▸ What this task involves
Reproduce the whole listing, character for character.
## Start Exercise data
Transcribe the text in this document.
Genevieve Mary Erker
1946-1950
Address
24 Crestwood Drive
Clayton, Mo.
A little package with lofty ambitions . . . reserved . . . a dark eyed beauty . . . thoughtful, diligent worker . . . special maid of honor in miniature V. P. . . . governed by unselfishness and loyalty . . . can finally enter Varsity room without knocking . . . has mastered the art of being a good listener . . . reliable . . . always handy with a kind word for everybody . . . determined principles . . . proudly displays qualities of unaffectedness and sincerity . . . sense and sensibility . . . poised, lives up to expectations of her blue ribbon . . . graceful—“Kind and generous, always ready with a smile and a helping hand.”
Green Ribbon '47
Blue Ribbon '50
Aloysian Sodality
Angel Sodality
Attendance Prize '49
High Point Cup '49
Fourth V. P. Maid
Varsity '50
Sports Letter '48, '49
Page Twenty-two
## End Exercise data
▸ Answer to this problem
Transcribe the text in this document.
Genevieve Mary Erker
1946-1950
Address
24 Crestwood Drive
Clayton, Mo.
A little package with lofty ambitions . . . reserved . . . a dark eyed beauty . . . thoughtful, diligent worker . . . special maid of honor in miniature V. P. . . . governed by unselfishness and loyalty . . . can finally enter Varsity room without knocking . . . has mastered the art of being a good listener . . . reliable . . . always handy with a kind word for everybody . . . determined principles . . . proudly displays qualities of unaffectedness and sincerity . . . sense and sensibility . . . poised, lives up to expectations of her blue ribbon . . . graceful—“Kind and generous, always ready with a smile and a helping hand.”
Green Ribbon '47
Blue Ribbon '50
Aloysian Sodality
Angel Sodality
Attendance Prize '49
High Point Cup '49
Fourth V. P. Maid
Varsity '50
Sports Letter '48, '49
Page Twenty-two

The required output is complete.